Identify each line in the records below that contains the word "kanalizacja", and copy it.
[BEGIN WORKING DATA]
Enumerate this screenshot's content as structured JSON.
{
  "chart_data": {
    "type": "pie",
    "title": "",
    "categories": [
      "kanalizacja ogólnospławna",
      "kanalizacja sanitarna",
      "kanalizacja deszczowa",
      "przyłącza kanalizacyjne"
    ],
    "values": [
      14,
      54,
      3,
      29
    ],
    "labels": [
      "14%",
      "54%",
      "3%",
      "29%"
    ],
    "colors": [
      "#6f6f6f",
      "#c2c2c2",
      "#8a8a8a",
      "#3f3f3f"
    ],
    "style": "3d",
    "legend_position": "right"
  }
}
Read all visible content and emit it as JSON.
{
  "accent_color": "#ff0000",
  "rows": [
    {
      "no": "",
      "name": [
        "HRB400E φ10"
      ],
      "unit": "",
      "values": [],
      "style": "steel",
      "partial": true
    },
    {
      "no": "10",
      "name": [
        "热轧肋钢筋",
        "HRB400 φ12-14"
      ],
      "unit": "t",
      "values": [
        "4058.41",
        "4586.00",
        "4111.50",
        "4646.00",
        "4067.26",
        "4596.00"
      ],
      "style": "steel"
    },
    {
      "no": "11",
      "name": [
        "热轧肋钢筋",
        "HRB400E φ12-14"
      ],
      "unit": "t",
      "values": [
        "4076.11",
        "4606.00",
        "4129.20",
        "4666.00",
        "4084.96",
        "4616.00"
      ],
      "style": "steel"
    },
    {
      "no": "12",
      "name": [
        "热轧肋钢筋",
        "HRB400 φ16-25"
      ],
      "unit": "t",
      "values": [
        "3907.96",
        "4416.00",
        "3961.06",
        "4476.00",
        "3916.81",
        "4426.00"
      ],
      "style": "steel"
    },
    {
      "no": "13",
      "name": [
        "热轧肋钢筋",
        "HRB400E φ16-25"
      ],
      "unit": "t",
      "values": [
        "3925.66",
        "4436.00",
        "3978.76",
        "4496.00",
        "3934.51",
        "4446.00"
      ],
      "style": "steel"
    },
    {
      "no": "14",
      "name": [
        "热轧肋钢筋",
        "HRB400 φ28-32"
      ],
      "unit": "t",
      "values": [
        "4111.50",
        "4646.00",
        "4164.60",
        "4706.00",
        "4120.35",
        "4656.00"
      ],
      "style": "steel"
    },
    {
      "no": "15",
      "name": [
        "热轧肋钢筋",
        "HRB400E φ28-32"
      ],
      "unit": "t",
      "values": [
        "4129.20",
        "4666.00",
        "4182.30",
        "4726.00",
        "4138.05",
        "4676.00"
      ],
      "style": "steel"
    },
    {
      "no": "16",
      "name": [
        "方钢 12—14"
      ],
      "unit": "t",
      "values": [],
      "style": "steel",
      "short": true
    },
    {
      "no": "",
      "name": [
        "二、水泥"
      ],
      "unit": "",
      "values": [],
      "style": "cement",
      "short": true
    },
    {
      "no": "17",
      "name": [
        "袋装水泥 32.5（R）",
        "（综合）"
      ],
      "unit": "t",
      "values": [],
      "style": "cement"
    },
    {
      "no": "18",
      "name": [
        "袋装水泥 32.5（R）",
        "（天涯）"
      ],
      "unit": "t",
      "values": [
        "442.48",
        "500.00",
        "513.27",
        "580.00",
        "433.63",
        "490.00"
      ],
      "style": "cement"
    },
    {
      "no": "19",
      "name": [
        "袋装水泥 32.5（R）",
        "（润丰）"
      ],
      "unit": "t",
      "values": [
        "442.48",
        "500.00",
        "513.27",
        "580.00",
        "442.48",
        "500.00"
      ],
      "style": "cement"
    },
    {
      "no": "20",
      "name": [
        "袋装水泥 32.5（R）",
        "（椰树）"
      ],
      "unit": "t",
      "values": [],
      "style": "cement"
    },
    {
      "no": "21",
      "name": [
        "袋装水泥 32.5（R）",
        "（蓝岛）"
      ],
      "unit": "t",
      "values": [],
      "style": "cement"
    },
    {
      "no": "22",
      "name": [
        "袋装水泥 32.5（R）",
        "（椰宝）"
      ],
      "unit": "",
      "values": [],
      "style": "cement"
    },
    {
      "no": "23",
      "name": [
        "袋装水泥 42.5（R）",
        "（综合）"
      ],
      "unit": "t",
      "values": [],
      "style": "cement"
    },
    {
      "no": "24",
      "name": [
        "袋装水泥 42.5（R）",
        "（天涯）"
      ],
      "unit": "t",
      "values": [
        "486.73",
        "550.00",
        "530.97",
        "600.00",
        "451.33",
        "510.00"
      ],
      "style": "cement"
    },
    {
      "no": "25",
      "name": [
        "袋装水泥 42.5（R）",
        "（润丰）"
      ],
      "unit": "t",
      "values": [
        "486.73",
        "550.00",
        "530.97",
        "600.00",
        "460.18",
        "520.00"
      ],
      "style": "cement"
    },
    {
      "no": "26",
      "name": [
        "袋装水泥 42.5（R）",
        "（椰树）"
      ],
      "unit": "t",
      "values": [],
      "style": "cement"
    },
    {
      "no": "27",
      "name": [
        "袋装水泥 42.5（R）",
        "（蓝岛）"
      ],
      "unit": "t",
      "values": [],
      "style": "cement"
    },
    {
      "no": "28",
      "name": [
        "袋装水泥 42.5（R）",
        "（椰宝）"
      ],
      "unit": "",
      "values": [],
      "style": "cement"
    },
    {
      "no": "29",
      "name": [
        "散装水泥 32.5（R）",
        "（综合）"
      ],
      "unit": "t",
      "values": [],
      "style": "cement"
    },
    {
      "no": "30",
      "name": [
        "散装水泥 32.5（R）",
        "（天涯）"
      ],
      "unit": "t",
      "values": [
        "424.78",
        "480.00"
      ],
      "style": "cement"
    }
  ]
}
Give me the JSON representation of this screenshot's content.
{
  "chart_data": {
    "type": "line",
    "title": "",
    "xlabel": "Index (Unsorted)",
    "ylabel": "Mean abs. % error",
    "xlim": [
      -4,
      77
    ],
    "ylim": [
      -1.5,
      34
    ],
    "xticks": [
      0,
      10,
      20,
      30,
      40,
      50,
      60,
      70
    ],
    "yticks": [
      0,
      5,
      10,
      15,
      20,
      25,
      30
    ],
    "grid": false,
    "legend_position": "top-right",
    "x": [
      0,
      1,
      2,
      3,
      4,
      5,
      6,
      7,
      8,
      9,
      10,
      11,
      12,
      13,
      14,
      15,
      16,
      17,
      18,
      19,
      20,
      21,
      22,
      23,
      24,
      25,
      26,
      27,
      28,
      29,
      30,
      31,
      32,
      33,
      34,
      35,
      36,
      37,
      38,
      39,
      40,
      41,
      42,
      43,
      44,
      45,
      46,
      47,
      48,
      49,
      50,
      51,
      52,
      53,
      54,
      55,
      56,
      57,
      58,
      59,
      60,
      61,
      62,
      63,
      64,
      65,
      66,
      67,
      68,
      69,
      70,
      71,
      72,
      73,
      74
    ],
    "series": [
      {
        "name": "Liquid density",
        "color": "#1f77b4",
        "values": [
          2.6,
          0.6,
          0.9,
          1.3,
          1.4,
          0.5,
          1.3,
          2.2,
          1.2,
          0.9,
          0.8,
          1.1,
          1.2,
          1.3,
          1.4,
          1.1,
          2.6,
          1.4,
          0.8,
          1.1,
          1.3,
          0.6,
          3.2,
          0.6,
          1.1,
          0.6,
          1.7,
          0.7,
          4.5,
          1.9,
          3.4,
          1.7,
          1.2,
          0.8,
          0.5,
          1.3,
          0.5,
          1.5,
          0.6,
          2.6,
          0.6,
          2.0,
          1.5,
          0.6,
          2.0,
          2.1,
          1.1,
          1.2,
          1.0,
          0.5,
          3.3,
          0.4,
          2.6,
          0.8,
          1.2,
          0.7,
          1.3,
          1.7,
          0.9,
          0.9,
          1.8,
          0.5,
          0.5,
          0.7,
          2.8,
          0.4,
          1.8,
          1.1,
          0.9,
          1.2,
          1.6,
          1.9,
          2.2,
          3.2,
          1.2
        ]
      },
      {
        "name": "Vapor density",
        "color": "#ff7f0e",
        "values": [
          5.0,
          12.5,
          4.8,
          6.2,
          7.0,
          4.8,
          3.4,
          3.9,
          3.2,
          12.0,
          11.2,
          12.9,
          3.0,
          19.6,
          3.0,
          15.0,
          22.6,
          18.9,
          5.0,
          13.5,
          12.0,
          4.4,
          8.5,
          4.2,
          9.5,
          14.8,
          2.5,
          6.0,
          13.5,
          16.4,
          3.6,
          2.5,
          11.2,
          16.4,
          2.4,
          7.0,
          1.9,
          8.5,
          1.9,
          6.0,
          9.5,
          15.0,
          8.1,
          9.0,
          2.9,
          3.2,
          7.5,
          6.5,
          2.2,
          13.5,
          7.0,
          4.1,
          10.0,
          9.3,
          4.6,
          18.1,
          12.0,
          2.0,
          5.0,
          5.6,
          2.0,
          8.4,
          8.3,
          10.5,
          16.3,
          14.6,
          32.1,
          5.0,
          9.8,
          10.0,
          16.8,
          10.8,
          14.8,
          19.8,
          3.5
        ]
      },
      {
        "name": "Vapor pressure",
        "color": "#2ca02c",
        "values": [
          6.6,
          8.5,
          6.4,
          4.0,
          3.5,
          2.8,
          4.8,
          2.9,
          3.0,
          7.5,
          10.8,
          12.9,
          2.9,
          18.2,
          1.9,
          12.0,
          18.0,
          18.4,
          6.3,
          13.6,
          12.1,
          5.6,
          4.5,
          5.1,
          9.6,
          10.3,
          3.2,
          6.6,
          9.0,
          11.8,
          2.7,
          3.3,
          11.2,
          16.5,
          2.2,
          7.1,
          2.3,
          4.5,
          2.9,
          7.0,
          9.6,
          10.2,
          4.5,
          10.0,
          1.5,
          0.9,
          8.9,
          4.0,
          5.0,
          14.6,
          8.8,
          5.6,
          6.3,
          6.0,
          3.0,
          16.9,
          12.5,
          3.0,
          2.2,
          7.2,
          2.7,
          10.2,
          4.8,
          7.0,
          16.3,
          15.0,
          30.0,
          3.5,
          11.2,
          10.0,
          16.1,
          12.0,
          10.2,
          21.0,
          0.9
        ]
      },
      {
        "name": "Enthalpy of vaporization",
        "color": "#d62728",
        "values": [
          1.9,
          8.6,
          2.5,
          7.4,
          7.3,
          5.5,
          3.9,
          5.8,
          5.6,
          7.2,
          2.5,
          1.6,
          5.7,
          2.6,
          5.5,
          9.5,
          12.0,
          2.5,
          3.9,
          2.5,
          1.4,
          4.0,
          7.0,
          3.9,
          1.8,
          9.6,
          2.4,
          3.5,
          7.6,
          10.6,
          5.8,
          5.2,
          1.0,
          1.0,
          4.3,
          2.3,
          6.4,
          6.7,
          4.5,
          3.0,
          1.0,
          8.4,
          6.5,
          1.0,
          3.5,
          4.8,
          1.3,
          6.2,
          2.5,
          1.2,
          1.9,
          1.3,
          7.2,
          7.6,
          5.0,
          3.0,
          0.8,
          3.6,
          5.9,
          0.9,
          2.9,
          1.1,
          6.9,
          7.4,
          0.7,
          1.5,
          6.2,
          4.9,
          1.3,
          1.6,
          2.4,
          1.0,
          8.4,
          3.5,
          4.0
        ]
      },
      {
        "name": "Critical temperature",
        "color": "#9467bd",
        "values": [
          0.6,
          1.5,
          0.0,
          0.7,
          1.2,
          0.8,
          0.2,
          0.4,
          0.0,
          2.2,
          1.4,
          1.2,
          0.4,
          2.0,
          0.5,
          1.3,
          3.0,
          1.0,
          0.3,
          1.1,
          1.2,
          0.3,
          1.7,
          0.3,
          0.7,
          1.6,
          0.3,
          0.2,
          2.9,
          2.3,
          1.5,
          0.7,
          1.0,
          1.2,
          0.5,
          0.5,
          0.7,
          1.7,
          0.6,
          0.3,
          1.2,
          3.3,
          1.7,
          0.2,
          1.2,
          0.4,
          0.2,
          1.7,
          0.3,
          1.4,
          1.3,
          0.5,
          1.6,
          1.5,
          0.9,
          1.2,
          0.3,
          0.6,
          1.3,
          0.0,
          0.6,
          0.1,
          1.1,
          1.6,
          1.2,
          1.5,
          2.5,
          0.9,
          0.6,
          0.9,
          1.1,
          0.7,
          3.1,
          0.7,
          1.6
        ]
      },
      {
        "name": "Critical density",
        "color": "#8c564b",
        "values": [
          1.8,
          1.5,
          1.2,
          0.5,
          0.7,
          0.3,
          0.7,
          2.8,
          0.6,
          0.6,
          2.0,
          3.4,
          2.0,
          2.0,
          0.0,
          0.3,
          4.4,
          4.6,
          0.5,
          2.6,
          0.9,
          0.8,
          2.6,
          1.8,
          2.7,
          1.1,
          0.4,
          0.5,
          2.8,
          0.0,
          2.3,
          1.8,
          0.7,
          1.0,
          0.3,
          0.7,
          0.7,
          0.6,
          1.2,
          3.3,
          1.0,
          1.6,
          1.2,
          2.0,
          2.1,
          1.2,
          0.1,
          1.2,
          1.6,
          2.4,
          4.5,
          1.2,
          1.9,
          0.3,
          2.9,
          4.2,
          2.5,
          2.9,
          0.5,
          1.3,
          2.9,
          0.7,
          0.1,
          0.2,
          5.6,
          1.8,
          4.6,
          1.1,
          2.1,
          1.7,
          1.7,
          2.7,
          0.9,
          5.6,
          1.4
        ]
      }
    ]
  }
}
[END WORKING DATA]
## [WORKED SOLUTION]
      "kanalizacja ogólnospławna",
      "kanalizacja sanitarna",
      "kanalizacja deszczowa",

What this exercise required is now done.